== Listed records ==
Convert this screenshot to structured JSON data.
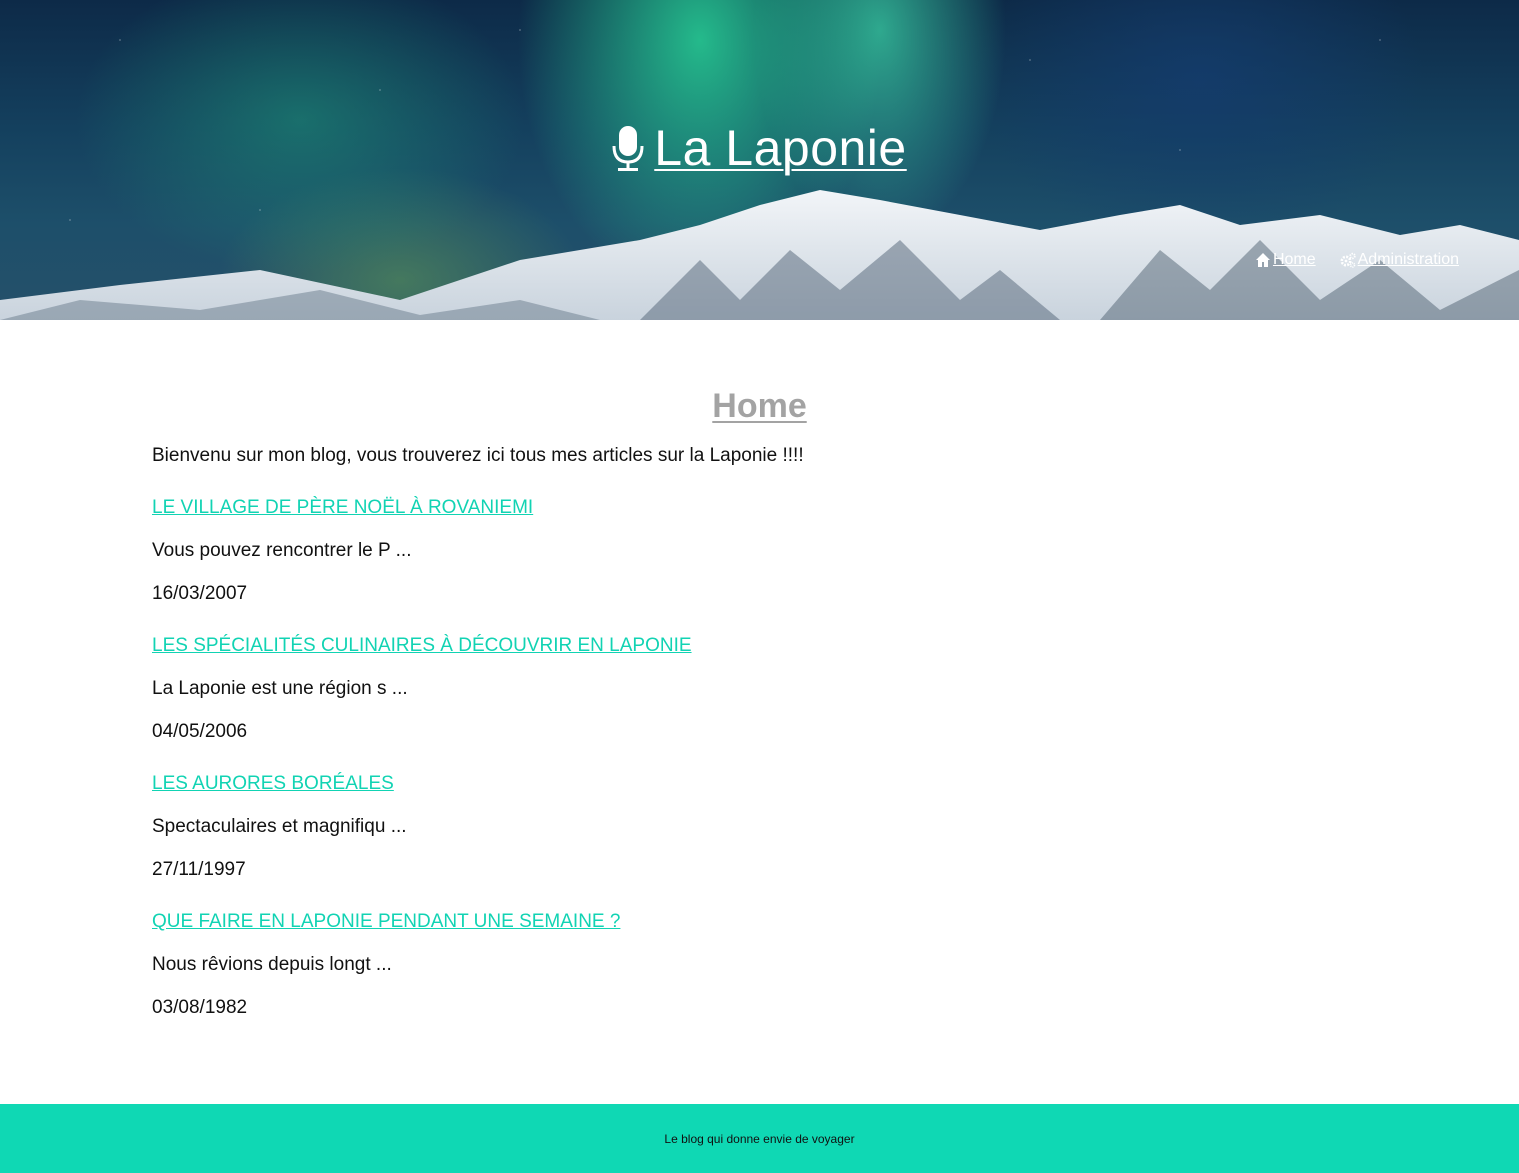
{
  "header": {
    "site_title": "La Laponie",
    "title_icon": "microphone-icon",
    "nav": [
      {
        "label": "Home",
        "icon": "home-icon"
      },
      {
        "label": "Administration",
        "icon": "cogs-icon"
      }
    ]
  },
  "main": {
    "heading": "Home",
    "intro": "Bienvenu sur mon blog, vous trouverez ici tous mes articles sur la Laponie !!!!",
    "articles": [
      {
        "title": "LE VILLAGE DE PÈRE NOËL À ROVANIEMI",
        "excerpt": "Vous pouvez rencontrer le P ...",
        "date": "16/03/2007"
      },
      {
        "title": "LES SPÉCIALITÉS CULINAIRES À DÉCOUVRIR EN LAPONIE",
        "excerpt": "La Laponie est une région s ...",
        "date": "04/05/2006"
      },
      {
        "title": "LES AURORES BORÉALES",
        "excerpt": "Spectaculaires et magnifiqu ...",
        "date": "27/11/1997"
      },
      {
        "title": "QUE FAIRE EN LAPONIE PENDANT UNE SEMAINE ?",
        "excerpt": "Nous rêvions depuis longt ...",
        "date": "03/08/1982"
      }
    ]
  },
  "footer": {
    "text": "Le blog qui donne envie de voyager"
  },
  "colors": {
    "accent": "#11d3b3",
    "footer_bg": "#0fd8b4",
    "heading_gray": "#a3a3a3"
  }
}
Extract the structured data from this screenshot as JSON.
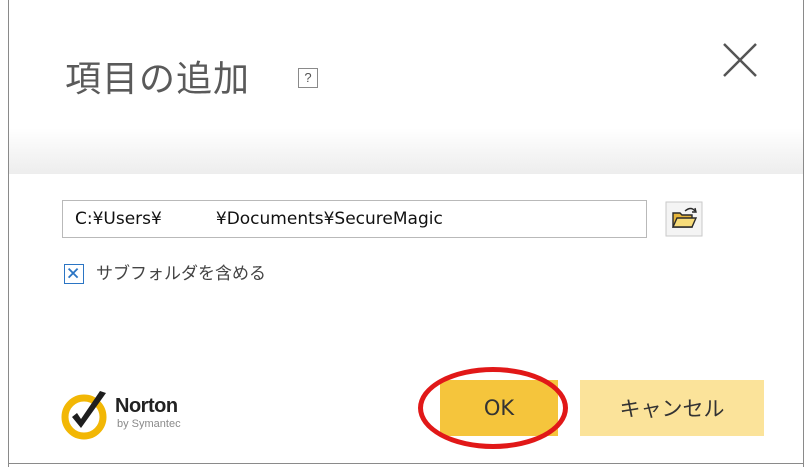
{
  "dialog": {
    "title": "項目の追加",
    "help_label": "?",
    "close_icon": "close-icon"
  },
  "folder": {
    "path_value": "C:¥Users¥          ¥Documents¥SecureMagic",
    "browse_icon": "folder-open-icon"
  },
  "include_subfolders": {
    "label": "サブフォルダを含める",
    "checked": true
  },
  "logo": {
    "name": "Norton",
    "sub": "by Symantec"
  },
  "buttons": {
    "ok_label": "OK",
    "cancel_label": "キャンセル"
  },
  "colors": {
    "ok": "#f5c53c",
    "cancel": "#fbe39a",
    "check": "#2b75c4",
    "highlight": "#e11818"
  }
}
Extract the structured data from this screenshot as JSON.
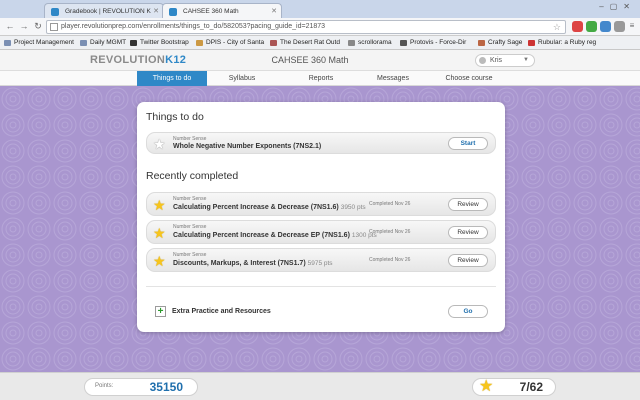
{
  "browser": {
    "tabs": [
      {
        "title": "Gradebook | REVOLUTION K",
        "active": false
      },
      {
        "title": "CAHSEE 360 Math",
        "active": true
      }
    ],
    "url": "player.revolutionprep.com/enrollments/things_to_do/582053?pacing_guide_id=21873",
    "bookmarks": [
      "Project Management",
      "Daily MGMT",
      "Twitter Bootstrap",
      "DPIS - City of Santa",
      "The Desert Rat Outd",
      "scrollorama",
      "Protovis - Force-Dir",
      "Crafty Sage",
      "Rubular: a Ruby reg"
    ]
  },
  "app": {
    "logo_text": "REVOLUTION",
    "logo_suffix": "K12",
    "course_title": "CAHSEE 360 Math",
    "user_name": "Kris",
    "nav": [
      "Things to do",
      "Syllabus",
      "Reports",
      "Messages",
      "Choose course"
    ],
    "active_nav": "Things to do",
    "accent_color": "#2f88c7",
    "background_color": "#a996cf"
  },
  "things_to_do": {
    "heading": "Things to do",
    "items": [
      {
        "category": "Number Sense",
        "title": "Whole Negative Number Exponents (7NS2.1)",
        "action": "Start",
        "star": "empty"
      }
    ]
  },
  "recently_completed": {
    "heading": "Recently completed",
    "items": [
      {
        "category": "Number Sense",
        "title": "Calculating Percent Increase & Decrease (7NS1.6)",
        "points": "3950 pts",
        "completed": "Completed Nov 26",
        "action": "Review",
        "star": "filled"
      },
      {
        "category": "Number Sense",
        "title": "Calculating Percent Increase & Decrease EP (7NS1.6)",
        "points": "1300 pts",
        "completed": "Completed Nov 26",
        "action": "Review",
        "star": "filled"
      },
      {
        "category": "Number Sense",
        "title": "Discounts, Markups, & Interest (7NS1.7)",
        "points": "5975 pts",
        "completed": "Completed Nov 26",
        "action": "Review",
        "star": "filled"
      }
    ]
  },
  "extra": {
    "label": "Extra Practice and Resources",
    "action": "Go"
  },
  "footer": {
    "points_label": "Points:",
    "points_value": "35150",
    "stars_value": "7/62"
  }
}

== Given instruction ==
Your copy should hold every record word for word and none of the pictures.

== Output of the exercise ==
Convert this screenshot to structured JSON data.
{
  "header": {
    "site_title": "La Laponie",
    "title_icon": "microphone-icon",
    "nav": [
      {
        "label": "Home",
        "icon": "home-icon"
      },
      {
        "label": "Administration",
        "icon": "cogs-icon"
      }
    ]
  },
  "main": {
    "heading": "Home",
    "intro": "Bienvenu sur mon blog, vous trouverez ici tous mes articles sur la Laponie !!!!",
    "articles": [
      {
        "title": "LE VILLAGE DE PÈRE NOËL À ROVANIEMI",
        "excerpt": "Vous pouvez rencontrer le P ...",
        "date": "16/03/2007"
      },
      {
        "title": "LES SPÉCIALITÉS CULINAIRES À DÉCOUVRIR EN LAPONIE",
        "excerpt": "La Laponie est une région s ...",
        "date": "04/05/2006"
      },
      {
        "title": "LES AURORES BORÉALES",
        "excerpt": "Spectaculaires et magnifiqu ...",
        "date": "27/11/1997"
      },
      {
        "title": "QUE FAIRE EN LAPONIE PENDANT UNE SEMAINE ?",
        "excerpt": "Nous rêvions depuis longt ...",
        "date": "03/08/1982"
      }
    ]
  },
  "footer": {
    "text": "Le blog qui donne envie de voyager"
  },
  "colors": {
    "accent": "#11d3b3",
    "footer_bg": "#0fd8b4",
    "heading_gray": "#a3a3a3"
  }
}
Extract the structured data from this screenshot as JSON.
{
  "dialog": {
    "title": "項目の追加",
    "help_label": "?",
    "close_icon": "close-icon"
  },
  "folder": {
    "path_value": "C:¥Users¥          ¥Documents¥SecureMagic",
    "browse_icon": "folder-open-icon"
  },
  "include_subfolders": {
    "label": "サブフォルダを含める",
    "checked": true
  },
  "logo": {
    "name": "Norton",
    "sub": "by Symantec"
  },
  "buttons": {
    "ok_label": "OK",
    "cancel_label": "キャンセル"
  },
  "colors": {
    "ok": "#f5c53c",
    "cancel": "#fbe39a",
    "check": "#2b75c4",
    "highlight": "#e11818"
  }
}
Extract the structured data from this screenshot as JSON.
{
  "browser": {
    "tabs": [
      {
        "title": "Gradebook | REVOLUTION K",
        "active": false
      },
      {
        "title": "CAHSEE 360 Math",
        "active": true
      }
    ],
    "url": "player.revolutionprep.com/enrollments/things_to_do/582053?pacing_guide_id=21873",
    "bookmarks": [
      "Project Management",
      "Daily MGMT",
      "Twitter Bootstrap",
      "DPIS - City of Santa",
      "The Desert Rat Outd",
      "scrollorama",
      "Protovis - Force-Dir",
      "Crafty Sage",
      "Rubular: a Ruby reg"
    ]
  },
  "app": {
    "logo_text": "REVOLUTION",
    "logo_suffix": "K12",
    "course_title": "CAHSEE 360 Math",
    "user_name": "Kris",
    "nav": [
      "Things to do",
      "Syllabus",
      "Reports",
      "Messages",
      "Choose course"
    ],
    "active_nav": "Things to do",
    "accent_color": "#2f88c7",
    "background_color": "#a996cf"
  },
  "things_to_do": {
    "heading": "Things to do",
    "items": [
      {
        "category": "Number Sense",
        "title": "Whole Negative Number Exponents (7NS2.1)",
        "action": "Start",
        "star": "empty"
      }
    ]
  },
  "recently_completed": {
    "heading": "Recently completed",
    "items": [
      {
        "category": "Number Sense",
        "title": "Calculating Percent Increase & Decrease (7NS1.6)",
        "points": "3950 pts",
        "completed": "Completed Nov 26",
        "action": "Review",
        "star": "filled"
      },
      {
        "category": "Number Sense",
        "title": "Calculating Percent Increase & Decrease EP (7NS1.6)",
        "points": "1300 pts",
        "completed": "Completed Nov 26",
        "action": "Review",
        "star": "filled"
      },
      {
        "category": "Number Sense",
        "title": "Discounts, Markups, & Interest (7NS1.7)",
        "points": "5975 pts",
        "completed": "Completed Nov 26",
        "action": "Review",
        "star": "filled"
      }
    ]
  },
  "extra": {
    "label": "Extra Practice and Resources",
    "action": "Go"
  },
  "footer": {
    "points_label": "Points:",
    "points_value": "35150",
    "stars_value": "7/62"
  }
}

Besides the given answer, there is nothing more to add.